* [Exercise directions] Collect every line in the records below that contains the word "this".
>>>>>
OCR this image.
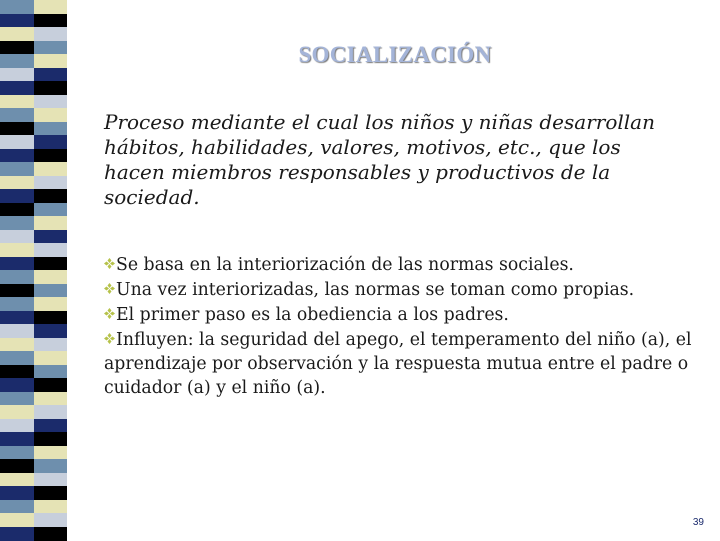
SOCIALIZACIÓN

Proceso mediante el cual los niños y niñas desarrollan hábitos, habilidades, valores, motivos, etc., que los hacen miembros responsables y productivos de la sociedad.

Se basa en la interiorización de las normas sociales.
Una vez interiorizadas, las normas se toman como propias.
El primer paso es la obediencia a los padres.
Influyen: la seguridad del apego, el temperamento del niño (a), el aprendizaje por observación y la respuesta mutua entre el padre o cuidador (a) y el niño (a).
39
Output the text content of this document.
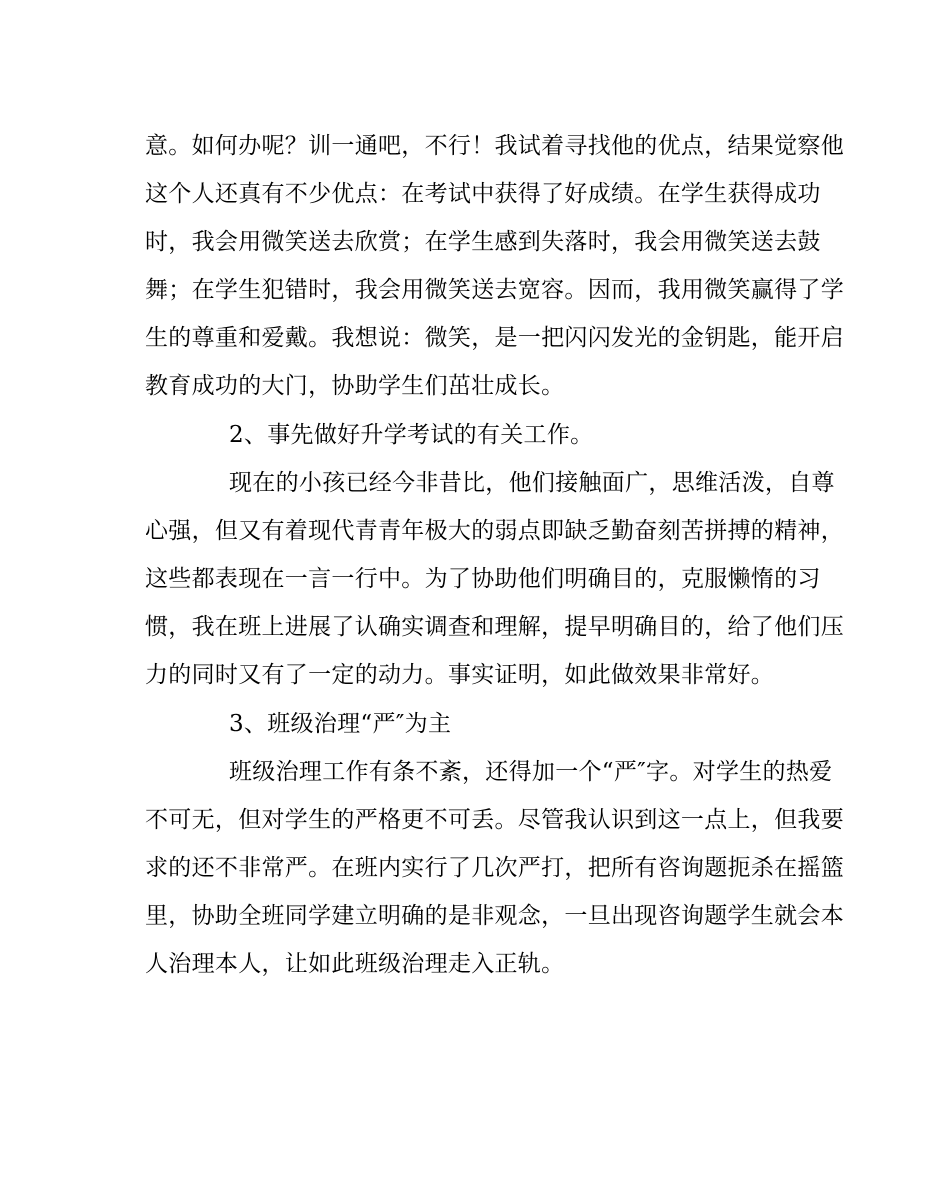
意。如何办呢？训一通吧，不行！我试着寻找他的优点，结果觉察他
这个人还真有不少优点：在考试中获得了好成绩。在学生获得成功
时，我会用微笑送去欣赏；在学生感到失落时，我会用微笑送去鼓
舞；在学生犯错时，我会用微笑送去宽容。因而，我用微笑赢得了学
生的尊重和爱戴。我想说：微笑，是一把闪闪发光的金钥匙，能开启
教育成功的大门，协助学生们茁壮成长。
2、事先做好升学考试的有关工作。
现在的小孩已经今非昔比，他们接触面广，思维活泼，自尊
心强，但又有着现代青青年极大的弱点即缺乏勤奋刻苦拼搏的精神，
这些都表现在一言一行中。为了协助他们明确目的，克服懒惰的习
惯，我在班上进展了认确实调查和理解，提早明确目的，给了他们压
力的同时又有了一定的动力。事实证明，如此做效果非常好。
3、班级治理“严″为主
班级治理工作有条不紊，还得加一个“严″字。对学生的热爱
不可无，但对学生的严格更不可丢。尽管我认识到这一点上，但我要
求的还不非常严。在班内实行了几次严打，把所有咨询题扼杀在摇篮
里，协助全班同学建立明确的是非观念，一旦出现咨询题学生就会本
人治理本人，让如此班级治理走入正轨。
<<<<<
* [Solution to the problem]
OCR this image.
Output the text content of this document.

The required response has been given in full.